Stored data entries
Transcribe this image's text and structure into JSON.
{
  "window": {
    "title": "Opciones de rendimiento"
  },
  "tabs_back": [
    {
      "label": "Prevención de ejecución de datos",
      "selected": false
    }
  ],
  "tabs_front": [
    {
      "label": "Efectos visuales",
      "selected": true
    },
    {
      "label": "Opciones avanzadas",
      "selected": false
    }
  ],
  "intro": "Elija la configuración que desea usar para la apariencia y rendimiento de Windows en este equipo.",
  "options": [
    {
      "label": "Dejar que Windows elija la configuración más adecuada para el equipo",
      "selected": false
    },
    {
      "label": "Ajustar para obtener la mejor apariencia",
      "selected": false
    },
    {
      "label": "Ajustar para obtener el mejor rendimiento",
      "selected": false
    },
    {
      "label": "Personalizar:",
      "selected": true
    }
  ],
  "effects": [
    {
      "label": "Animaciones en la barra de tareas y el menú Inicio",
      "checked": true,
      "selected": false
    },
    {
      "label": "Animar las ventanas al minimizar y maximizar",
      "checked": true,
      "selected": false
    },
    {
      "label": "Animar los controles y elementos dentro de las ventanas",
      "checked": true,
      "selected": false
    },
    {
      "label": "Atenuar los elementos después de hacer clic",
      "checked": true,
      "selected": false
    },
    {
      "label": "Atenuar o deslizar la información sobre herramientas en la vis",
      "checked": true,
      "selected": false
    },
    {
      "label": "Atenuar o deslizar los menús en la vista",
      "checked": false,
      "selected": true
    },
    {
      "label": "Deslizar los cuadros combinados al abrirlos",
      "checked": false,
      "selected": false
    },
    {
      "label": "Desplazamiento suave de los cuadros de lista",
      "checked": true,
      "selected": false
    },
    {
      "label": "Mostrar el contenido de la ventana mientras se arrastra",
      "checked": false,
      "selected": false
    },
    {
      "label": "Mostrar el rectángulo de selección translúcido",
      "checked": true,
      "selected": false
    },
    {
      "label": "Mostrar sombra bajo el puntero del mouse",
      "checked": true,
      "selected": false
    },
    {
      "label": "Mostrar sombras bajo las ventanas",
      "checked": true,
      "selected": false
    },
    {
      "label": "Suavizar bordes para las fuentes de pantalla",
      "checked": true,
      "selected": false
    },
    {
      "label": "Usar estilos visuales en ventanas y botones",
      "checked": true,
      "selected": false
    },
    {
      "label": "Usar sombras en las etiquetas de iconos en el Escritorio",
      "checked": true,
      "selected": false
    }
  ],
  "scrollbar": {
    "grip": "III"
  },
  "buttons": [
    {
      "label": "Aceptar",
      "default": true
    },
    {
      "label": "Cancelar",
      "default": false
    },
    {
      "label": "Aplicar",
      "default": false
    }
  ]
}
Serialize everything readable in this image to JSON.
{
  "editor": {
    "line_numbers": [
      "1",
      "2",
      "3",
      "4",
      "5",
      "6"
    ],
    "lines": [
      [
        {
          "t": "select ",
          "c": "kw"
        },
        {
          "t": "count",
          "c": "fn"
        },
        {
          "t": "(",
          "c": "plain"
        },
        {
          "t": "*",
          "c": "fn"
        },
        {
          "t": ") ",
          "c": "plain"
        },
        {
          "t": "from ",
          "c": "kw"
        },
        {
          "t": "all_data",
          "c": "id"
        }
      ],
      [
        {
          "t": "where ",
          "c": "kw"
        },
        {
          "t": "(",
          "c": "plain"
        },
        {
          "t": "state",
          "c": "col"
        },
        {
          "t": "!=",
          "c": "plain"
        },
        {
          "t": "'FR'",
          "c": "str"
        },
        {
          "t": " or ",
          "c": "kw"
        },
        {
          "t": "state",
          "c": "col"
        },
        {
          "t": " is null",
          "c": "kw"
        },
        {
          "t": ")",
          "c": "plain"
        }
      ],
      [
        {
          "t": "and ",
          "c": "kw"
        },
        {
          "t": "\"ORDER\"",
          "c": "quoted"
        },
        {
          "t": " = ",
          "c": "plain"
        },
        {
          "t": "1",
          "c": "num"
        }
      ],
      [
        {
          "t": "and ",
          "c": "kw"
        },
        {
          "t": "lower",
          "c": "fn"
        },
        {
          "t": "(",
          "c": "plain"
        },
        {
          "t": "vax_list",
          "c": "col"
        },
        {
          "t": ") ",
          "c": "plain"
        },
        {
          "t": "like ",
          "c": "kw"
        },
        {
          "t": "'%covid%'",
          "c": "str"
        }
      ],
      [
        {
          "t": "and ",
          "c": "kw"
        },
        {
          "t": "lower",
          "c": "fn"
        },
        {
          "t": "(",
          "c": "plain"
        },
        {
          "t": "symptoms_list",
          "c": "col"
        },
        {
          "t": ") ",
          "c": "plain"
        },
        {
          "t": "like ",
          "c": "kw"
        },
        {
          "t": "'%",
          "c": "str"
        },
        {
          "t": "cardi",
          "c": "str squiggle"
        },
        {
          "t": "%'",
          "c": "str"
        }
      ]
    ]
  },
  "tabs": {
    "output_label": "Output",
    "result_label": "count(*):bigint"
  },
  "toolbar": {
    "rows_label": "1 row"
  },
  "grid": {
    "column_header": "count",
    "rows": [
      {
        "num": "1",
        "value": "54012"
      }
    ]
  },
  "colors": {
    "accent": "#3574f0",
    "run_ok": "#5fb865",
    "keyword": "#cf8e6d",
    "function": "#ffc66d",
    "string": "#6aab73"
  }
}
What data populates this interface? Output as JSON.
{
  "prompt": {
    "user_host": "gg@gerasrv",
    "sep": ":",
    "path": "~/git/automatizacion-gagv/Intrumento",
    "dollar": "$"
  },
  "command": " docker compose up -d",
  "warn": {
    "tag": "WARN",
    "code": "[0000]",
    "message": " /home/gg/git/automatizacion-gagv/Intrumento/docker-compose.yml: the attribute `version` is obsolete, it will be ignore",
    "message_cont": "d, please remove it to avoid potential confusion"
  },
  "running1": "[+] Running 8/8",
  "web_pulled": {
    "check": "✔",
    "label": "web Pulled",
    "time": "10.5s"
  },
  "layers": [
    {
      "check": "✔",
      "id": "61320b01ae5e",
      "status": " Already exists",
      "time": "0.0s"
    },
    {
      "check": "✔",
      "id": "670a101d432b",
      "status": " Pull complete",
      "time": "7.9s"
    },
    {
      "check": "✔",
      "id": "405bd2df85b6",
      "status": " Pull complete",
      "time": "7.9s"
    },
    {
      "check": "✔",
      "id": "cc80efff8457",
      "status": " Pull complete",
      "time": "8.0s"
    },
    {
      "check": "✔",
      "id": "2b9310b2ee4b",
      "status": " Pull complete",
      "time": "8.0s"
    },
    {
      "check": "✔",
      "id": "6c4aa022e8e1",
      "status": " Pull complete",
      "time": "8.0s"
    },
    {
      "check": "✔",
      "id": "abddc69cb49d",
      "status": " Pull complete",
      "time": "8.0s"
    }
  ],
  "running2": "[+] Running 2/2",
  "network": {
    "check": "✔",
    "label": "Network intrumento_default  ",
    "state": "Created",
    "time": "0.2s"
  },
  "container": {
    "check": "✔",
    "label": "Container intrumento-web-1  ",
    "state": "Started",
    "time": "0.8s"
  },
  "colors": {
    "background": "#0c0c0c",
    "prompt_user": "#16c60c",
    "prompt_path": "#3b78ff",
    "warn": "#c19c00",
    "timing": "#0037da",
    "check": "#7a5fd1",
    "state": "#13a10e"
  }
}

PROBLEM REQUIREMENTS ▸
Return all the lines that contain the string "configuración".

WRITTEN RESPONSE ▸
  "intro": "Elija la configuración que desea usar para la apariencia y rendimiento de Windows en este equipo.",
      "label": "Dejar que Windows elija la configuración más adecuada para el equipo",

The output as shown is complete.